[A block of data]
"""
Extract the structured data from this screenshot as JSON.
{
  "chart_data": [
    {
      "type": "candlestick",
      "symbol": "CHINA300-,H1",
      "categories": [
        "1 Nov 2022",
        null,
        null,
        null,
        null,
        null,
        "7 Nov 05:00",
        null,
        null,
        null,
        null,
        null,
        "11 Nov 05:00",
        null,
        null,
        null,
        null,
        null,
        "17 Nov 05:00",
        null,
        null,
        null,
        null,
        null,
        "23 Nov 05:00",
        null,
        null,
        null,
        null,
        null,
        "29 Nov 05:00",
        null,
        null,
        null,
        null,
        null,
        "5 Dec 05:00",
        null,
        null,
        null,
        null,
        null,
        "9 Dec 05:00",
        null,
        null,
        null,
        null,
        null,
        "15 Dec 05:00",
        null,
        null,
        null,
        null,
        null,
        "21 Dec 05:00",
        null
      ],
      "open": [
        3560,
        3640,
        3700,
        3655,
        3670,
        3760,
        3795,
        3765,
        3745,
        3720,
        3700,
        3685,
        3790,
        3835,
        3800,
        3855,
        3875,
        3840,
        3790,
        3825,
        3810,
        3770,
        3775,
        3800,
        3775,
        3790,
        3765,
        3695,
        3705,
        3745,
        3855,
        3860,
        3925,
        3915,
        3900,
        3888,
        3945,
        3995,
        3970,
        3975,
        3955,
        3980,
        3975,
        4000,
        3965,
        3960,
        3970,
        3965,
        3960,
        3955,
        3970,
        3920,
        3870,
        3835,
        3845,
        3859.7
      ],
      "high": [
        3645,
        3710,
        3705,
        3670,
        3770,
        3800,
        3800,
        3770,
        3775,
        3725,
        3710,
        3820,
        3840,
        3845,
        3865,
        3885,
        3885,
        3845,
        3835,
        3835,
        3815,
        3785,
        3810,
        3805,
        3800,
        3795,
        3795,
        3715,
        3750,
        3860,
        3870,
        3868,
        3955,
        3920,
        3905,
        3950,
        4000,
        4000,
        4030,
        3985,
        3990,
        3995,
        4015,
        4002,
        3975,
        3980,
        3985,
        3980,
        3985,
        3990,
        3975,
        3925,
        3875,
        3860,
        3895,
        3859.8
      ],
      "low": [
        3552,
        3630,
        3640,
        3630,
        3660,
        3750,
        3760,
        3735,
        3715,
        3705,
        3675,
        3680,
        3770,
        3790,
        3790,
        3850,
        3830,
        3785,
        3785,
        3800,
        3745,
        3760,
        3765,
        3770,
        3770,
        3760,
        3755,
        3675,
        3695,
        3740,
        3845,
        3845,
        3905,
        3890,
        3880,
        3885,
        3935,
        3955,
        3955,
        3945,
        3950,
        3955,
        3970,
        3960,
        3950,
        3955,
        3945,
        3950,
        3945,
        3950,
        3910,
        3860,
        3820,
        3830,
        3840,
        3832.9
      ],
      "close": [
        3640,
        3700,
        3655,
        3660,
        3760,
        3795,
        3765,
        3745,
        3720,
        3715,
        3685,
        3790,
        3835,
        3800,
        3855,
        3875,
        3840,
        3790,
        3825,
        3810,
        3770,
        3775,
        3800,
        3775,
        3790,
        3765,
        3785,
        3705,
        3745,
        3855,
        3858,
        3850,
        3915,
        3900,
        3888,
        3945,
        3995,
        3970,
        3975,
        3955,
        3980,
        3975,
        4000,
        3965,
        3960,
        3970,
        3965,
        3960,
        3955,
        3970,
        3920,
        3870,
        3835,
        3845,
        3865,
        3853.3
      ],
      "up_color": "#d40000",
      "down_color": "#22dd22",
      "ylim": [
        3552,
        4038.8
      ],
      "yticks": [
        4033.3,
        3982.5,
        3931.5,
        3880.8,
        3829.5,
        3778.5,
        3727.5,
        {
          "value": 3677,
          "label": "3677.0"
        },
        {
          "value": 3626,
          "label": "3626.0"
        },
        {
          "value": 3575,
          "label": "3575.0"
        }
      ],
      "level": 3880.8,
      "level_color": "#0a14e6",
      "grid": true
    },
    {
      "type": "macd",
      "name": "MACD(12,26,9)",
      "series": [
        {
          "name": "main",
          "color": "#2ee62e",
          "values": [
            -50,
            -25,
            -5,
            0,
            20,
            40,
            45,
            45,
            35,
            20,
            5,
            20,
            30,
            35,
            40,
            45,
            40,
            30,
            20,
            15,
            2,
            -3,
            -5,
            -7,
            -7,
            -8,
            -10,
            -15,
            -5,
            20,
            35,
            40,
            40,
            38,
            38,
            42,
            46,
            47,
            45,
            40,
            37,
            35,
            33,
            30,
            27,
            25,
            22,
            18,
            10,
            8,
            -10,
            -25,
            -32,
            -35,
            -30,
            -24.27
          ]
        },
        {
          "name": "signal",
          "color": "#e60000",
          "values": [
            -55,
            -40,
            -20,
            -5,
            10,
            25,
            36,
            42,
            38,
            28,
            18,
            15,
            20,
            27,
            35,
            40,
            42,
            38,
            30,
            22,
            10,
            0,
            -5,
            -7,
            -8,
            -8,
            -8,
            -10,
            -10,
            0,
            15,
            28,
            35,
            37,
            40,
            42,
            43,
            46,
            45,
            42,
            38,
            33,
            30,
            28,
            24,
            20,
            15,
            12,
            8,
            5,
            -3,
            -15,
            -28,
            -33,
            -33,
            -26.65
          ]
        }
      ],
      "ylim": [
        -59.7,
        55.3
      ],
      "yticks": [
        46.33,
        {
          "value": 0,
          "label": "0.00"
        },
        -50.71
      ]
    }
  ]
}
"""
# Written exercise:
Output an exact copy of each record.

# Correct response:
Extract the structured data from this screenshot as JSON.
{
  "chart_data": [
    {
      "type": "candlestick",
      "symbol": "CHINA300-,H1",
      "categories": [
        "1 Nov 2022",
        null,
        null,
        null,
        null,
        null,
        "7 Nov 05:00",
        null,
        null,
        null,
        null,
        null,
        "11 Nov 05:00",
        null,
        null,
        null,
        null,
        null,
        "17 Nov 05:00",
        null,
        null,
        null,
        null,
        null,
        "23 Nov 05:00",
        null,
        null,
        null,
        null,
        null,
        "29 Nov 05:00",
        null,
        null,
        null,
        null,
        null,
        "5 Dec 05:00",
        null,
        null,
        null,
        null,
        null,
        "9 Dec 05:00",
        null,
        null,
        null,
        null,
        null,
        "15 Dec 05:00",
        null,
        null,
        null,
        null,
        null,
        "21 Dec 05:00",
        null
      ],
      "open": [
        3560,
        3640,
        3700,
        3655,
        3670,
        3760,
        3795,
        3765,
        3745,
        3720,
        3700,
        3685,
        3790,
        3835,
        3800,
        3855,
        3875,
        3840,
        3790,
        3825,
        3810,
        3770,
        3775,
        3800,
        3775,
        3790,
        3765,
        3695,
        3705,
        3745,
        3855,
        3860,
        3925,
        3915,
        3900,
        3888,
        3945,
        3995,
        3970,
        3975,
        3955,
        3980,
        3975,
        4000,
        3965,
        3960,
        3970,
        3965,
        3960,
        3955,
        3970,
        3920,
        3870,
        3835,
        3845,
        3859.7
      ],
      "high": [
        3645,
        3710,
        3705,
        3670,
        3770,
        3800,
        3800,
        3770,
        3775,
        3725,
        3710,
        3820,
        3840,
        3845,
        3865,
        3885,
        3885,
        3845,
        3835,
        3835,
        3815,
        3785,
        3810,
        3805,
        3800,
        3795,
        3795,
        3715,
        3750,
        3860,
        3870,
        3868,
        3955,
        3920,
        3905,
        3950,
        4000,
        4000,
        4030,
        3985,
        3990,
        3995,
        4015,
        4002,
        3975,
        3980,
        3985,
        3980,
        3985,
        3990,
        3975,
        3925,
        3875,
        3860,
        3895,
        3859.8
      ],
      "low": [
        3552,
        3630,
        3640,
        3630,
        3660,
        3750,
        3760,
        3735,
        3715,
        3705,
        3675,
        3680,
        3770,
        3790,
        3790,
        3850,
        3830,
        3785,
        3785,
        3800,
        3745,
        3760,
        3765,
        3770,
        3770,
        3760,
        3755,
        3675,
        3695,
        3740,
        3845,
        3845,
        3905,
        3890,
        3880,
        3885,
        3935,
        3955,
        3955,
        3945,
        3950,
        3955,
        3970,
        3960,
        3950,
        3955,
        3945,
        3950,
        3945,
        3950,
        3910,
        3860,
        3820,
        3830,
        3840,
        3832.9
      ],
      "close": [
        3640,
        3700,
        3655,
        3660,
        3760,
        3795,
        3765,
        3745,
        3720,
        3715,
        3685,
        3790,
        3835,
        3800,
        3855,
        3875,
        3840,
        3790,
        3825,
        3810,
        3770,
        3775,
        3800,
        3775,
        3790,
        3765,
        3785,
        3705,
        3745,
        3855,
        3858,
        3850,
        3915,
        3900,
        3888,
        3945,
        3995,
        3970,
        3975,
        3955,
        3980,
        3975,
        4000,
        3965,
        3960,
        3970,
        3965,
        3960,
        3955,
        3970,
        3920,
        3870,
        3835,
        3845,
        3865,
        3853.3
      ],
      "up_color": "#d40000",
      "down_color": "#22dd22",
      "ylim": [
        3552,
        4038.8
      ],
      "yticks": [
        4033.3,
        3982.5,
        3931.5,
        3880.8,
        3829.5,
        3778.5,
        3727.5,
        {
          "value": 3677,
          "label": "3677.0"
        },
        {
          "value": 3626,
          "label": "3626.0"
        },
        {
          "value": 3575,
          "label": "3575.0"
        }
      ],
      "level": 3880.8,
      "level_color": "#0a14e6",
      "grid": true
    },
    {
      "type": "macd",
      "name": "MACD(12,26,9)",
      "series": [
        {
          "name": "main",
          "color": "#2ee62e",
          "values": [
            -50,
            -25,
            -5,
            0,
            20,
            40,
            45,
            45,
            35,
            20,
            5,
            20,
            30,
            35,
            40,
            45,
            40,
            30,
            20,
            15,
            2,
            -3,
            -5,
            -7,
            -7,
            -8,
            -10,
            -15,
            -5,
            20,
            35,
            40,
            40,
            38,
            38,
            42,
            46,
            47,
            45,
            40,
            37,
            35,
            33,
            30,
            27,
            25,
            22,
            18,
            10,
            8,
            -10,
            -25,
            -32,
            -35,
            -30,
            -24.27
          ]
        },
        {
          "name": "signal",
          "color": "#e60000",
          "values": [
            -55,
            -40,
            -20,
            -5,
            10,
            25,
            36,
            42,
            38,
            28,
            18,
            15,
            20,
            27,
            35,
            40,
            42,
            38,
            30,
            22,
            10,
            0,
            -5,
            -7,
            -8,
            -8,
            -8,
            -10,
            -10,
            0,
            15,
            28,
            35,
            37,
            40,
            42,
            43,
            46,
            45,
            42,
            38,
            33,
            30,
            28,
            24,
            20,
            15,
            12,
            8,
            5,
            -3,
            -15,
            -28,
            -33,
            -33,
            -26.65
          ]
        }
      ],
      "ylim": [
        -59.7,
        55.3
      ],
      "yticks": [
        46.33,
        {
          "value": 0,
          "label": "0.00"
        },
        -50.71
      ]
    }
  ]
}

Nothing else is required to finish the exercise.